Extracted records
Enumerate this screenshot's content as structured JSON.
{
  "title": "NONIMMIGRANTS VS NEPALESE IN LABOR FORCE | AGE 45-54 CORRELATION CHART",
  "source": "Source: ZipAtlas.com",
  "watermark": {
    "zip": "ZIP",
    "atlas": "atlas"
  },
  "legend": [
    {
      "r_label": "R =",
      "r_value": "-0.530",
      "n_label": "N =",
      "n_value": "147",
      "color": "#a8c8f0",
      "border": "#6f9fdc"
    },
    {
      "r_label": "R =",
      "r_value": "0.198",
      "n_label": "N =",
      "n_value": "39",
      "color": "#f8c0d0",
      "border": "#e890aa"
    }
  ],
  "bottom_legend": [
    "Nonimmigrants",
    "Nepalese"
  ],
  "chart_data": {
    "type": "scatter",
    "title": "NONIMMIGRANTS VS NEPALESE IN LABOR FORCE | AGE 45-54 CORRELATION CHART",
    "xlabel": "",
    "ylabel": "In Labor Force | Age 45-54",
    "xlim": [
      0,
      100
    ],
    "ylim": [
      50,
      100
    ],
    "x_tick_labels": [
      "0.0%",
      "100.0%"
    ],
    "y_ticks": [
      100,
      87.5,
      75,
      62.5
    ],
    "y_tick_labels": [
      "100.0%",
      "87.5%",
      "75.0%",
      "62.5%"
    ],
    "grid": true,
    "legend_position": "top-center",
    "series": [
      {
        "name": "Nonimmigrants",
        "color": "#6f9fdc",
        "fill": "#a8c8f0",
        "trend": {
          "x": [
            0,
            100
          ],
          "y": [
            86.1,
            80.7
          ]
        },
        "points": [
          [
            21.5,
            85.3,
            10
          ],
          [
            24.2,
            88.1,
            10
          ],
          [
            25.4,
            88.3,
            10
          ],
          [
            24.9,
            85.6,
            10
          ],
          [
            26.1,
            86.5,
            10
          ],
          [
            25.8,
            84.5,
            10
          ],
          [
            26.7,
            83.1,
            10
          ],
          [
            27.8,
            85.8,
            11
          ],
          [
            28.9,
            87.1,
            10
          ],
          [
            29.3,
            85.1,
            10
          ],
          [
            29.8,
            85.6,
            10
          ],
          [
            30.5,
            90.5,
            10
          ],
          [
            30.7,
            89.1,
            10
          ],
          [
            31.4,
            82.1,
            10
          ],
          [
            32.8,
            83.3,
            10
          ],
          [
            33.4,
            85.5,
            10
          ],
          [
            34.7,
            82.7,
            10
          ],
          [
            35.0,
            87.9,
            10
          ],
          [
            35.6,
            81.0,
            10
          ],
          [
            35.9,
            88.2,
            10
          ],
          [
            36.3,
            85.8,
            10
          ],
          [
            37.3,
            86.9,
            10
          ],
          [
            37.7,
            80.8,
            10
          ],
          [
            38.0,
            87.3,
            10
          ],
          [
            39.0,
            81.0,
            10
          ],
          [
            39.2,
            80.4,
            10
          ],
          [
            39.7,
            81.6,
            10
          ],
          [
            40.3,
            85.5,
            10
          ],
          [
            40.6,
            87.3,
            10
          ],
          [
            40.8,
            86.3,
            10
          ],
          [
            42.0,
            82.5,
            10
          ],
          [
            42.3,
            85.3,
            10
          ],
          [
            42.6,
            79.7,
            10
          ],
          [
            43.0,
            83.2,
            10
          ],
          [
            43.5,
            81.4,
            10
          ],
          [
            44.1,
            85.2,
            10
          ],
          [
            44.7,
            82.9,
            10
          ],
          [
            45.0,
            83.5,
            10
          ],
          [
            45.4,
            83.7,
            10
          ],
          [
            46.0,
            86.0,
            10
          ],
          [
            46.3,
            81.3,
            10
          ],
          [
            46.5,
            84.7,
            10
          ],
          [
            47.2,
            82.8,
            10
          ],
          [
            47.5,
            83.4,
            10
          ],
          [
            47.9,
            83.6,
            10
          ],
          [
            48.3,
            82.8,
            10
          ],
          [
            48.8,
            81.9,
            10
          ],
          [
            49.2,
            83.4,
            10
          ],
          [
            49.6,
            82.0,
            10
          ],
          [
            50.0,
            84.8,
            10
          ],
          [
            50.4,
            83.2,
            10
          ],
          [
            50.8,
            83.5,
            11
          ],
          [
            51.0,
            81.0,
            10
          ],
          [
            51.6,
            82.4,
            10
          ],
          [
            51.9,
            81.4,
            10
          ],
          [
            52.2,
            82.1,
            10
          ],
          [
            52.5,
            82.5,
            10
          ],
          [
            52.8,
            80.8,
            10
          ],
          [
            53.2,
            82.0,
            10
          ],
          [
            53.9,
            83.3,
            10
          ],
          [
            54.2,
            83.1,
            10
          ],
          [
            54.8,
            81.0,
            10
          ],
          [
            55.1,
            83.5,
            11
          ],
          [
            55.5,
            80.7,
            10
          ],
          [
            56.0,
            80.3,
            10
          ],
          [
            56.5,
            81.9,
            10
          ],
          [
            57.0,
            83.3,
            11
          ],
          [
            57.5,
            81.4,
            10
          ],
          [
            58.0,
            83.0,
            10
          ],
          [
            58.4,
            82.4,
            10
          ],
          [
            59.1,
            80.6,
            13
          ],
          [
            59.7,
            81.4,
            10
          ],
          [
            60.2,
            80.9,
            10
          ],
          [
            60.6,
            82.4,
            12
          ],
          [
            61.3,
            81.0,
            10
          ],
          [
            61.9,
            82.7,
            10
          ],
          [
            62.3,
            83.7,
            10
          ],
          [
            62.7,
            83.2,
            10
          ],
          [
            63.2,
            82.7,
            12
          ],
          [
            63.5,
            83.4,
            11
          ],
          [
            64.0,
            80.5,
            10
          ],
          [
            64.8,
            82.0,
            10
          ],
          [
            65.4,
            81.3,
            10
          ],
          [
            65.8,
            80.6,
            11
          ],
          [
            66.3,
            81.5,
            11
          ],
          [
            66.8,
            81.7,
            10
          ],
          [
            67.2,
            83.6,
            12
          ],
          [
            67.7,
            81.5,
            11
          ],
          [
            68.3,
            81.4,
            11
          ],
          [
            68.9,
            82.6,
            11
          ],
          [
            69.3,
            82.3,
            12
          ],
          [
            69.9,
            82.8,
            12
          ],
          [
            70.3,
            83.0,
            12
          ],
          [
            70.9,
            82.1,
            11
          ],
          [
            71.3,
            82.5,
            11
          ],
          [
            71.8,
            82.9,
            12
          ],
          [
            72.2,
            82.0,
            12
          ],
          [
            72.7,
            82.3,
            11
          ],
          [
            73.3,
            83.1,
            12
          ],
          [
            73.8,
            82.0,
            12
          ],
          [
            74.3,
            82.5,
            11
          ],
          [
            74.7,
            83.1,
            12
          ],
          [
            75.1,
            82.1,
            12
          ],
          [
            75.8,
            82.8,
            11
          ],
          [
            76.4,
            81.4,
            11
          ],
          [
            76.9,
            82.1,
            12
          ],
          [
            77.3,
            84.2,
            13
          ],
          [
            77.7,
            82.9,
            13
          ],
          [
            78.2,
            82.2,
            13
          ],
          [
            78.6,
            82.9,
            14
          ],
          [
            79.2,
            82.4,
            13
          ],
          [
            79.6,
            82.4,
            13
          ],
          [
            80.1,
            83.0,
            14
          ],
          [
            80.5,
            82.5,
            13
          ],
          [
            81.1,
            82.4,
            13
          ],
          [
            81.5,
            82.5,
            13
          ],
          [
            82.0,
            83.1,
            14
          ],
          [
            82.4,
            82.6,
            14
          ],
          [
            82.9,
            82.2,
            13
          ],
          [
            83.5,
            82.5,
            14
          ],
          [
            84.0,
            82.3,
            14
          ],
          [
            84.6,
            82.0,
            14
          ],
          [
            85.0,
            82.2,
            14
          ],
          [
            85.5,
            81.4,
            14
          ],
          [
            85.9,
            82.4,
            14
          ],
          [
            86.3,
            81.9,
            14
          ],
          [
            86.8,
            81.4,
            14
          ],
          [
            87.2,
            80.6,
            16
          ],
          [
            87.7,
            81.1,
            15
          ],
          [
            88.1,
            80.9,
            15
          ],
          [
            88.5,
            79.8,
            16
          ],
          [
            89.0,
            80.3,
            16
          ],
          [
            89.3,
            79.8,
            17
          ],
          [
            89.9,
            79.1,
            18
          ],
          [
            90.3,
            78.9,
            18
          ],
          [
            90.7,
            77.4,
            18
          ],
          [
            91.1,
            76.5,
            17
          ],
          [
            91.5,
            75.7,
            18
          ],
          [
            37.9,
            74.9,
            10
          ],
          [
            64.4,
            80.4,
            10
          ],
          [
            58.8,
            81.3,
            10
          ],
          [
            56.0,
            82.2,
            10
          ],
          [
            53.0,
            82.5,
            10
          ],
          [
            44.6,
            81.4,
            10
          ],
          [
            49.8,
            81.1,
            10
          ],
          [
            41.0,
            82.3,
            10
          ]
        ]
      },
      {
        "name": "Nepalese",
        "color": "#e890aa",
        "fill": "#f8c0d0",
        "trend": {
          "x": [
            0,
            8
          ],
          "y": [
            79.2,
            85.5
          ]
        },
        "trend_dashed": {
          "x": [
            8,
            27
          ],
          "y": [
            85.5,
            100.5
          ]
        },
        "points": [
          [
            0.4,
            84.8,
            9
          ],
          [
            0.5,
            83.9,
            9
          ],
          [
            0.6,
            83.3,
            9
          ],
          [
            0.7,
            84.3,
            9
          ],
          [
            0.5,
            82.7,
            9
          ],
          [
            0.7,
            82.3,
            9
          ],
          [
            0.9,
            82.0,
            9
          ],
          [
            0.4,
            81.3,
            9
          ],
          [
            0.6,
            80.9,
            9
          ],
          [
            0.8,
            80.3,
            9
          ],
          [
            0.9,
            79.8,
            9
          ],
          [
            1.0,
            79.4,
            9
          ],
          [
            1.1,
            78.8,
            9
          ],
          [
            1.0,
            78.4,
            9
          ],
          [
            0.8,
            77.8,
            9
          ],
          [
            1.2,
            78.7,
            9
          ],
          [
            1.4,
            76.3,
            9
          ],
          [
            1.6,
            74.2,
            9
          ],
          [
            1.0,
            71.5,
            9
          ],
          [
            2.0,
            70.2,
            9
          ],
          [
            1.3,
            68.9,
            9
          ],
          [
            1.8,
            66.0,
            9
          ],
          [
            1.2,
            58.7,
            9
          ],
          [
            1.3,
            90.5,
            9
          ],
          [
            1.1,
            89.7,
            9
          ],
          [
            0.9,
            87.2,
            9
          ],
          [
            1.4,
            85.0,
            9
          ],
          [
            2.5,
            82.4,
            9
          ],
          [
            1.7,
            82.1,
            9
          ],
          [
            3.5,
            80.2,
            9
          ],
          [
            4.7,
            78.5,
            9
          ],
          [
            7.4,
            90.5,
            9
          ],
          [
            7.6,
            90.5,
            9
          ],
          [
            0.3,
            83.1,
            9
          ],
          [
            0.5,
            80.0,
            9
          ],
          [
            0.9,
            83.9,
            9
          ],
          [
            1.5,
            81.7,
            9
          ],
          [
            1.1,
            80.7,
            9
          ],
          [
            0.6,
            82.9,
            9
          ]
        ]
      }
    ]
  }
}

Problem requirements:
Search the entries for the word "color" and pick out every line that holds it.

Full response:
      "color": "#a8c8f0",
      "color": "#f8c0d0",
        "color": "#6f9fdc",
        "color": "#e890aa",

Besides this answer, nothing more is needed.